Figure contents as structured data:
"""
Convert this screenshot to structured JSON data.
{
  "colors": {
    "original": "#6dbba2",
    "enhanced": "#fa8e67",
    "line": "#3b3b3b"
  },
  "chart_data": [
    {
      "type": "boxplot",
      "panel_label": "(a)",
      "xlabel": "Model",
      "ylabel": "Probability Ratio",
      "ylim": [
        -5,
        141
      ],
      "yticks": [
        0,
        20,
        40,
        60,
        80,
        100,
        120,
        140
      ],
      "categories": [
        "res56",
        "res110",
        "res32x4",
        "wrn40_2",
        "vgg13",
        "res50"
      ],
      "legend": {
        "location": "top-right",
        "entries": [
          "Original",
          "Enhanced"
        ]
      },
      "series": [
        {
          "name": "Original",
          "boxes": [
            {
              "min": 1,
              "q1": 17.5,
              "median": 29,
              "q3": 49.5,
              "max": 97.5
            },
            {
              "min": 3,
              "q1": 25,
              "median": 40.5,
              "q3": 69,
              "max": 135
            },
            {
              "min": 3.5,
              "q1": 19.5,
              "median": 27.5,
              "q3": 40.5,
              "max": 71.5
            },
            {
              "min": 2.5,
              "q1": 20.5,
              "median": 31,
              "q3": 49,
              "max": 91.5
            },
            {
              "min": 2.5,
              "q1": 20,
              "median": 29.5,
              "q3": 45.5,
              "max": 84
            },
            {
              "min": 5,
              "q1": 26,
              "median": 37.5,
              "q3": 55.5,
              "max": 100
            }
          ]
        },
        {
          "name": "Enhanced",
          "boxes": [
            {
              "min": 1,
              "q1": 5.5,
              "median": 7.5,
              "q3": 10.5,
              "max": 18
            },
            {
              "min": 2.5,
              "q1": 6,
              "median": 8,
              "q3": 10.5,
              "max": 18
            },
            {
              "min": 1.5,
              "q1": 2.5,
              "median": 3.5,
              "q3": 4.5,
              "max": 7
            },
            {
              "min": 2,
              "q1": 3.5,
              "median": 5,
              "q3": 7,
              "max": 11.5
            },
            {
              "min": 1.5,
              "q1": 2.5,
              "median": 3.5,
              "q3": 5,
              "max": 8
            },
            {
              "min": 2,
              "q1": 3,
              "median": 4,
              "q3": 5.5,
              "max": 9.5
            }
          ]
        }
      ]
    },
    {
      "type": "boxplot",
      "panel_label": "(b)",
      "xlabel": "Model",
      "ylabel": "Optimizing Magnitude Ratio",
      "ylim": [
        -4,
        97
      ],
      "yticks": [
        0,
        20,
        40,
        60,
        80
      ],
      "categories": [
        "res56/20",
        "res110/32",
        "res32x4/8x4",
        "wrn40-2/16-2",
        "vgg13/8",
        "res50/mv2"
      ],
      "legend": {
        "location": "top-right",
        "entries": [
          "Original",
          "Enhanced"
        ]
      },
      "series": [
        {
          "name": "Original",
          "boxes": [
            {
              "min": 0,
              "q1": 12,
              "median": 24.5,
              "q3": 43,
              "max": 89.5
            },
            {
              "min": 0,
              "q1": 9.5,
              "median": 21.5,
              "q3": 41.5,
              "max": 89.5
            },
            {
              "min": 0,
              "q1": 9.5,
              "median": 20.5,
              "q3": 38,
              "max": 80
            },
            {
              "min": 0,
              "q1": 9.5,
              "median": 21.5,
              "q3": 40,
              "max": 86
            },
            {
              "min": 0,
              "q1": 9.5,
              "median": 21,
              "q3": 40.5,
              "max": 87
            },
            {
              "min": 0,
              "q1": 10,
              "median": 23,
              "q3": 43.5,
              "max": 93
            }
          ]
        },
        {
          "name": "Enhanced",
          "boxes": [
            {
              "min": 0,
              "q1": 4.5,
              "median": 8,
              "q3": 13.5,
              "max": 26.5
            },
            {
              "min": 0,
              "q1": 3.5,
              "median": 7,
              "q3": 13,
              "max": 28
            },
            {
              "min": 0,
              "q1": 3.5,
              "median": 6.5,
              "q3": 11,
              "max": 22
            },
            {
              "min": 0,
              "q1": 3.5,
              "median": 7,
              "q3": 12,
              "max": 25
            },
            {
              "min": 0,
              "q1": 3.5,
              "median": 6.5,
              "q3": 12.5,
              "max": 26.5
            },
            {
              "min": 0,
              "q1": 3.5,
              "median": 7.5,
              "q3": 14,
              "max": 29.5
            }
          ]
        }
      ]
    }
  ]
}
"""
### Required task:
Every record should be given again exactly.

### Task answer:
Convert this screenshot to structured JSON data.
{
  "colors": {
    "original": "#6dbba2",
    "enhanced": "#fa8e67",
    "line": "#3b3b3b"
  },
  "chart_data": [
    {
      "type": "boxplot",
      "panel_label": "(a)",
      "xlabel": "Model",
      "ylabel": "Probability Ratio",
      "ylim": [
        -5,
        141
      ],
      "yticks": [
        0,
        20,
        40,
        60,
        80,
        100,
        120,
        140
      ],
      "categories": [
        "res56",
        "res110",
        "res32x4",
        "wrn40_2",
        "vgg13",
        "res50"
      ],
      "legend": {
        "location": "top-right",
        "entries": [
          "Original",
          "Enhanced"
        ]
      },
      "series": [
        {
          "name": "Original",
          "boxes": [
            {
              "min": 1,
              "q1": 17.5,
              "median": 29,
              "q3": 49.5,
              "max": 97.5
            },
            {
              "min": 3,
              "q1": 25,
              "median": 40.5,
              "q3": 69,
              "max": 135
            },
            {
              "min": 3.5,
              "q1": 19.5,
              "median": 27.5,
              "q3": 40.5,
              "max": 71.5
            },
            {
              "min": 2.5,
              "q1": 20.5,
              "median": 31,
              "q3": 49,
              "max": 91.5
            },
            {
              "min": 2.5,
              "q1": 20,
              "median": 29.5,
              "q3": 45.5,
              "max": 84
            },
            {
              "min": 5,
              "q1": 26,
              "median": 37.5,
              "q3": 55.5,
              "max": 100
            }
          ]
        },
        {
          "name": "Enhanced",
          "boxes": [
            {
              "min": 1,
              "q1": 5.5,
              "median": 7.5,
              "q3": 10.5,
              "max": 18
            },
            {
              "min": 2.5,
              "q1": 6,
              "median": 8,
              "q3": 10.5,
              "max": 18
            },
            {
              "min": 1.5,
              "q1": 2.5,
              "median": 3.5,
              "q3": 4.5,
              "max": 7
            },
            {
              "min": 2,
              "q1": 3.5,
              "median": 5,
              "q3": 7,
              "max": 11.5
            },
            {
              "min": 1.5,
              "q1": 2.5,
              "median": 3.5,
              "q3": 5,
              "max": 8
            },
            {
              "min": 2,
              "q1": 3,
              "median": 4,
              "q3": 5.5,
              "max": 9.5
            }
          ]
        }
      ]
    },
    {
      "type": "boxplot",
      "panel_label": "(b)",
      "xlabel": "Model",
      "ylabel": "Optimizing Magnitude Ratio",
      "ylim": [
        -4,
        97
      ],
      "yticks": [
        0,
        20,
        40,
        60,
        80
      ],
      "categories": [
        "res56/20",
        "res110/32",
        "res32x4/8x4",
        "wrn40-2/16-2",
        "vgg13/8",
        "res50/mv2"
      ],
      "legend": {
        "location": "top-right",
        "entries": [
          "Original",
          "Enhanced"
        ]
      },
      "series": [
        {
          "name": "Original",
          "boxes": [
            {
              "min": 0,
              "q1": 12,
              "median": 24.5,
              "q3": 43,
              "max": 89.5
            },
            {
              "min": 0,
              "q1": 9.5,
              "median": 21.5,
              "q3": 41.5,
              "max": 89.5
            },
            {
              "min": 0,
              "q1": 9.5,
              "median": 20.5,
              "q3": 38,
              "max": 80
            },
            {
              "min": 0,
              "q1": 9.5,
              "median": 21.5,
              "q3": 40,
              "max": 86
            },
            {
              "min": 0,
              "q1": 9.5,
              "median": 21,
              "q3": 40.5,
              "max": 87
            },
            {
              "min": 0,
              "q1": 10,
              "median": 23,
              "q3": 43.5,
              "max": 93
            }
          ]
        },
        {
          "name": "Enhanced",
          "boxes": [
            {
              "min": 0,
              "q1": 4.5,
              "median": 8,
              "q3": 13.5,
              "max": 26.5
            },
            {
              "min": 0,
              "q1": 3.5,
              "median": 7,
              "q3": 13,
              "max": 28
            },
            {
              "min": 0,
              "q1": 3.5,
              "median": 6.5,
              "q3": 11,
              "max": 22
            },
            {
              "min": 0,
              "q1": 3.5,
              "median": 7,
              "q3": 12,
              "max": 25
            },
            {
              "min": 0,
              "q1": 3.5,
              "median": 6.5,
              "q3": 12.5,
              "max": 26.5
            },
            {
              "min": 0,
              "q1": 3.5,
              "median": 7.5,
              "q3": 14,
              "max": 29.5
            }
          ]
        }
      ]
    }
  ]
}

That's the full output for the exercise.